▸ **Request**: Can you print the data exactly and leave out each image?

** Start of Available records **

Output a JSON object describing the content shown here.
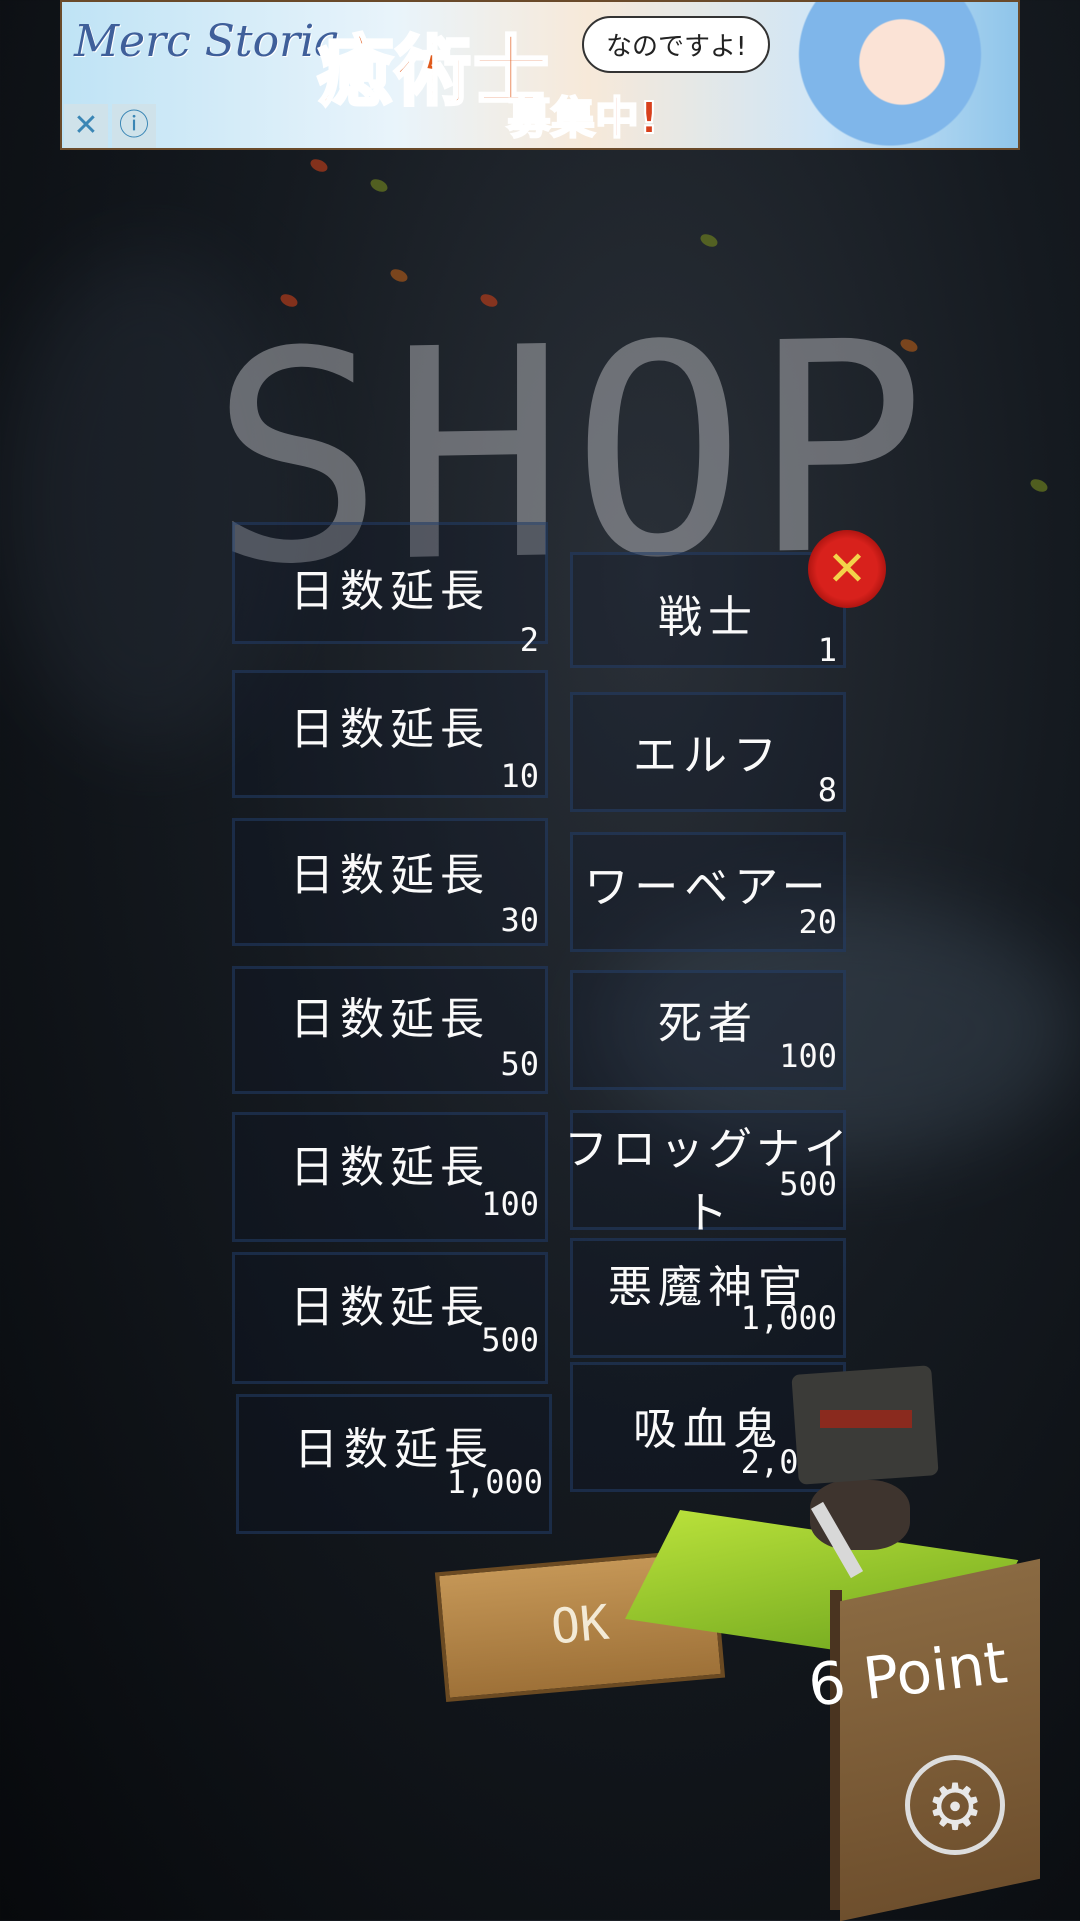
{
  "ad": {
    "logo": "Merc Storia",
    "headline": "癒術士",
    "subheadline": "募集中!",
    "bubble": "なのですよ!",
    "close": "✕",
    "info": "ⓘ"
  },
  "title": "SHOP",
  "close_icon": "close-icon",
  "close_symbol": "✕",
  "rows": [
    {
      "left": {
        "label": "日数延長",
        "price": "2"
      },
      "right": {
        "label": "戦士",
        "price": "1"
      }
    },
    {
      "left": {
        "label": "日数延長",
        "price": "10"
      },
      "right": {
        "label": "エルフ",
        "price": "8"
      }
    },
    {
      "left": {
        "label": "日数延長",
        "price": "30"
      },
      "right": {
        "label": "ワーベアー",
        "price": "20"
      }
    },
    {
      "left": {
        "label": "日数延長",
        "price": "50"
      },
      "right": {
        "label": "死者",
        "price": "100"
      }
    },
    {
      "left": {
        "label": "日数延長",
        "price": "100"
      },
      "right": {
        "label": "フロッグナイト",
        "price": "500"
      }
    },
    {
      "left": {
        "label": "日数延長",
        "price": "500"
      },
      "right": {
        "label": "悪魔神官",
        "price": "1,000"
      }
    },
    {
      "left": {
        "label": "日数延長",
        "price": "1,000"
      },
      "right": {
        "label": "吸血鬼",
        "price": "2,000"
      }
    }
  ],
  "ok_label": "OK",
  "points": "6 Point",
  "gear_symbol": "⚙",
  "colors": {
    "accent_red": "#d8211c",
    "button_wood": "#c49656",
    "grass": "#9ccc2a"
  }
}
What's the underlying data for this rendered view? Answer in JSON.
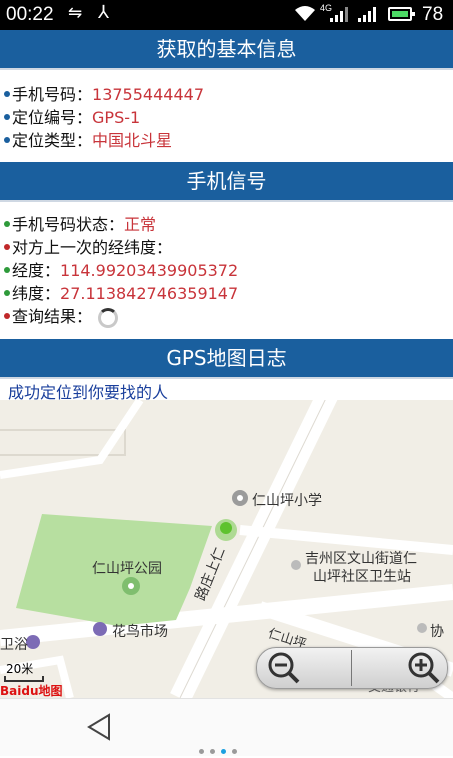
{
  "status_bar": {
    "time": "00:22",
    "network_type": "4G",
    "battery_percent": "78"
  },
  "basic_info": {
    "header": "获取的基本信息",
    "rows": [
      {
        "label": "手机号码：",
        "value": "13755444447"
      },
      {
        "label": "定位编号：",
        "value": "GPS-1"
      },
      {
        "label": "定位类型：",
        "value": "中国北斗星"
      }
    ]
  },
  "phone_signal": {
    "header": "手机信号",
    "status_label": "手机号码状态：",
    "status_value": "正常",
    "last_coords_label": "对方上一次的经纬度：",
    "longitude_label": "经度：",
    "longitude_value": "114.99203439905372",
    "latitude_label": "纬度：",
    "latitude_value": "27.113842746359147",
    "query_result_label": "查询结果："
  },
  "gps_log": {
    "header": "GPS地图日志",
    "success_message": "成功定位到你要找的人"
  },
  "map": {
    "pois": {
      "school": "仁山坪小学",
      "clinic_line1": "吉州区文山街道仁",
      "clinic_line2": "山坪社区卫生站",
      "park": "仁山坪公园",
      "flower_market": "花鸟市场",
      "bath": "卫浴",
      "road": "路庄上仁",
      "partial_right": "协",
      "partial_road": "仁山坪",
      "partial_bottom": "交通银行"
    },
    "scale_label": "20米",
    "logo_text": "Baidu地图",
    "colors": {
      "park": "#b7dfa0",
      "road": "#ffffff",
      "background": "#f1eee6",
      "marker": "#5ec22e"
    }
  },
  "colors": {
    "header_bg": "#1a5f9e",
    "value_text": "#c8343a",
    "success_text": "#1a3f9c"
  }
}
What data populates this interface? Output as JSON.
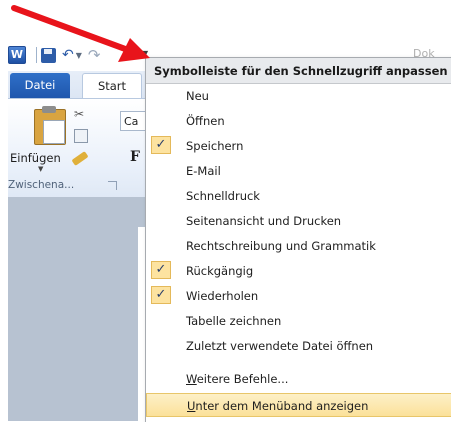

** End of Available records **

▸ **Answer below**:
Output a JSON object describing the content shown here.
{
  "ad": {
    "logo": "Merc Storia",
    "headline": "癒術士",
    "subheadline": "募集中!",
    "bubble": "なのですよ!",
    "close": "✕",
    "info": "ⓘ"
  },
  "title": "SHOP",
  "close_icon": "close-icon",
  "close_symbol": "✕",
  "rows": [
    {
      "left": {
        "label": "日数延長",
        "price": "2"
      },
      "right": {
        "label": "戦士",
        "price": "1"
      }
    },
    {
      "left": {
        "label": "日数延長",
        "price": "10"
      },
      "right": {
        "label": "エルフ",
        "price": "8"
      }
    },
    {
      "left": {
        "label": "日数延長",
        "price": "30"
      },
      "right": {
        "label": "ワーベアー",
        "price": "20"
      }
    },
    {
      "left": {
        "label": "日数延長",
        "price": "50"
      },
      "right": {
        "label": "死者",
        "price": "100"
      }
    },
    {
      "left": {
        "label": "日数延長",
        "price": "100"
      },
      "right": {
        "label": "フロッグナイト",
        "price": "500"
      }
    },
    {
      "left": {
        "label": "日数延長",
        "price": "500"
      },
      "right": {
        "label": "悪魔神官",
        "price": "1,000"
      }
    },
    {
      "left": {
        "label": "日数延長",
        "price": "1,000"
      },
      "right": {
        "label": "吸血鬼",
        "price": "2,000"
      }
    }
  ],
  "ok_label": "OK",
  "points": "6 Point",
  "gear_symbol": "⚙",
  "colors": {
    "accent_red": "#d8211c",
    "button_wood": "#c49656",
    "grass": "#9ccc2a"
  }
}
What's the underlying data for this rendered view? Answer in JSON.
{
  "status_bar": {
    "time": "00:22",
    "network_type": "4G",
    "battery_percent": "78"
  },
  "basic_info": {
    "header": "获取的基本信息",
    "rows": [
      {
        "label": "手机号码：",
        "value": "13755444447"
      },
      {
        "label": "定位编号：",
        "value": "GPS-1"
      },
      {
        "label": "定位类型：",
        "value": "中国北斗星"
      }
    ]
  },
  "phone_signal": {
    "header": "手机信号",
    "status_label": "手机号码状态：",
    "status_value": "正常",
    "last_coords_label": "对方上一次的经纬度：",
    "longitude_label": "经度：",
    "longitude_value": "114.99203439905372",
    "latitude_label": "纬度：",
    "latitude_value": "27.113842746359147",
    "query_result_label": "查询结果："
  },
  "gps_log": {
    "header": "GPS地图日志",
    "success_message": "成功定位到你要找的人"
  },
  "map": {
    "pois": {
      "school": "仁山坪小学",
      "clinic_line1": "吉州区文山街道仁",
      "clinic_line2": "山坪社区卫生站",
      "park": "仁山坪公园",
      "flower_market": "花鸟市场",
      "bath": "卫浴",
      "road": "路庄上仁",
      "partial_right": "协",
      "partial_road": "仁山坪",
      "partial_bottom": "交通银行"
    },
    "scale_label": "20米",
    "logo_text": "Baidu地图",
    "colors": {
      "park": "#b7dfa0",
      "road": "#ffffff",
      "background": "#f1eee6",
      "marker": "#5ec22e"
    }
  },
  "colors": {
    "header_bg": "#1a5f9e",
    "value_text": "#c8343a",
    "success_text": "#1a3f9c"
  }
}
What data populates this interface? Output as JSON.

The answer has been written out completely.